### SET PROBLEM
Copy every line that holds "Jean".

### DATASET RECORDS
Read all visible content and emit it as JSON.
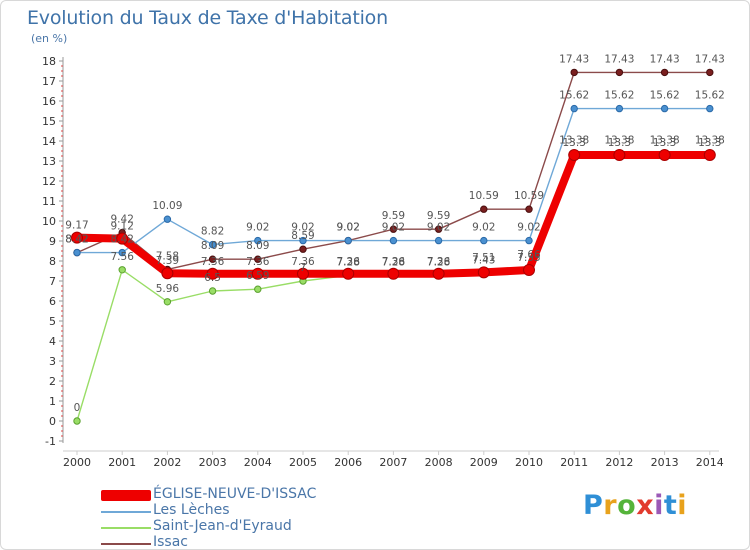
{
  "header": {
    "title": "Evolution du Taux de Taxe d'Habitation",
    "unit": "(en %)"
  },
  "chart_data": {
    "type": "line",
    "title": "Evolution du Taux de Taxe d'Habitation",
    "ylabel": "(en %)",
    "xlabel": "",
    "ylim": [
      -1,
      18
    ],
    "grid": false,
    "x": [
      "2000",
      "2001",
      "2002",
      "2003",
      "2004",
      "2005",
      "2006",
      "2007",
      "2008",
      "2009",
      "2010",
      "2011",
      "2012",
      "2013",
      "2014"
    ],
    "yticks": [
      "-1",
      "0",
      "1",
      "2",
      "3",
      "4",
      "5",
      "6",
      "7",
      "8",
      "9",
      "10",
      "11",
      "12",
      "13",
      "14",
      "15",
      "16",
      "17",
      "18"
    ],
    "series": [
      {
        "name": "ÉGLISE-NEUVE-D'ISSAC",
        "color": "#ee0000",
        "values": [
          9.17,
          9.12,
          7.39,
          7.36,
          7.36,
          7.36,
          7.36,
          7.36,
          7.36,
          7.43,
          7.55,
          13.3,
          13.3,
          13.3,
          13.3
        ],
        "labels": [
          "9.17",
          "9.12",
          "7.39",
          "7.36",
          "7.36",
          "7.36",
          "7.36",
          "7.36",
          "7.36",
          "7.43",
          "7.55",
          "13.3",
          "13.3",
          "13.3",
          "13.3"
        ]
      },
      {
        "name": "Les Lèches",
        "color": "#6fa8d7",
        "values": [
          8.42,
          8.42,
          10.09,
          8.82,
          9.02,
          9.02,
          9.02,
          9.02,
          9.02,
          9.02,
          9.02,
          15.62,
          15.62,
          15.62,
          15.62
        ],
        "labels": [
          "8.42",
          "8.42",
          "10.09",
          "8.82",
          "9.02",
          "9.02",
          "9.02",
          "9.02",
          "9.02",
          "9.02",
          "9.02",
          "15.62",
          "15.62",
          "15.62",
          "15.62"
        ]
      },
      {
        "name": "Saint-Jean-d'Eyraud",
        "color": "#99dd66",
        "values": [
          0,
          7.56,
          5.96,
          6.5,
          6.59,
          7.0,
          7.28,
          7.28,
          7.28,
          7.51,
          7.66,
          13.38,
          13.38,
          13.38,
          13.38
        ],
        "labels": [
          "0",
          "7.56",
          "5.96",
          "6.5",
          "6.59",
          "7",
          "7.28",
          "7.28",
          "7.28",
          "7.51",
          "7.66",
          "13.38",
          "13.38",
          "13.38",
          "13.38"
        ]
      },
      {
        "name": "Issac",
        "color": "#8b4a4a",
        "values": [
          8.42,
          9.42,
          7.58,
          8.09,
          8.09,
          8.59,
          9.02,
          9.59,
          9.59,
          10.59,
          10.59,
          17.43,
          17.43,
          17.43,
          17.43
        ],
        "labels": [
          "8.42",
          "9.42",
          "7.58",
          "8.09",
          "8.09",
          "8.59",
          "9.02",
          "9.59",
          "9.59",
          "10.59",
          "10.59",
          "17.43",
          "17.43",
          "17.43",
          "17.43"
        ]
      }
    ],
    "legend": {
      "placement": "bottom-left"
    }
  },
  "legend": {
    "items": [
      {
        "label": "ÉGLISE-NEUVE-D'ISSAC",
        "color": "#ee0000"
      },
      {
        "label": "Les Lèches",
        "color": "#6fa8d7"
      },
      {
        "label": "Saint-Jean-d'Eyraud",
        "color": "#99dd66"
      },
      {
        "label": "Issac",
        "color": "#8b4a4a"
      }
    ]
  },
  "logo": {
    "letters": [
      "P",
      "r",
      "o",
      "x",
      "i",
      "t",
      "i"
    ],
    "colors": [
      "#2f8fd6",
      "#e8a21c",
      "#55b43a",
      "#e23a2e",
      "#9b59b6",
      "#2f8fd6",
      "#e8a21c"
    ]
  }
}
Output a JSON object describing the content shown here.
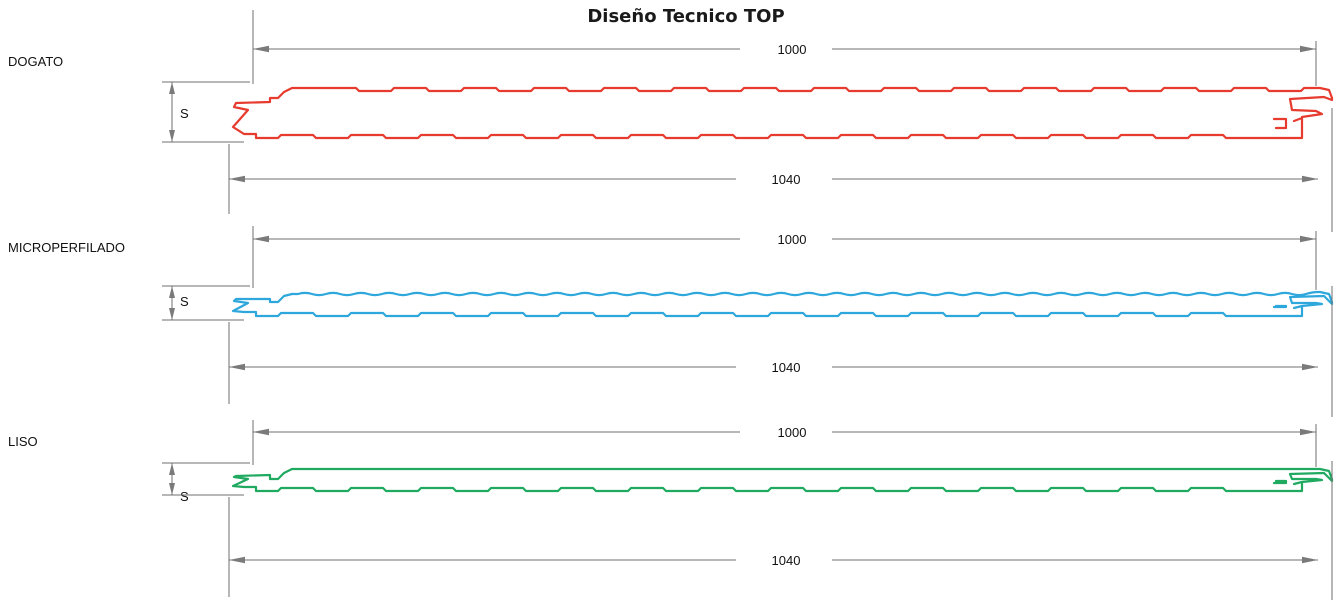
{
  "title": "Diseño Tecnico TOP",
  "panels": [
    {
      "label": "DOGATO",
      "color": "#e63b2e",
      "top_surface": "ribbed",
      "thickness_label": "S",
      "dim_inner": "1000",
      "dim_outer": "1040"
    },
    {
      "label": "MICROPERFILADO",
      "color": "#2ea8dc",
      "top_surface": "microprofiled",
      "thickness_label": "S",
      "dim_inner": "1000",
      "dim_outer": "1040"
    },
    {
      "label": "LISO",
      "color": "#1faa60",
      "top_surface": "flat",
      "thickness_label": "S",
      "dim_inner": "1000",
      "dim_outer": "1040"
    }
  ]
}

### ANSWER FOR THE TASK
        "name": "Saint-Jean-d'Eyraud",
        "label": "Saint-Jean-d'Eyraud",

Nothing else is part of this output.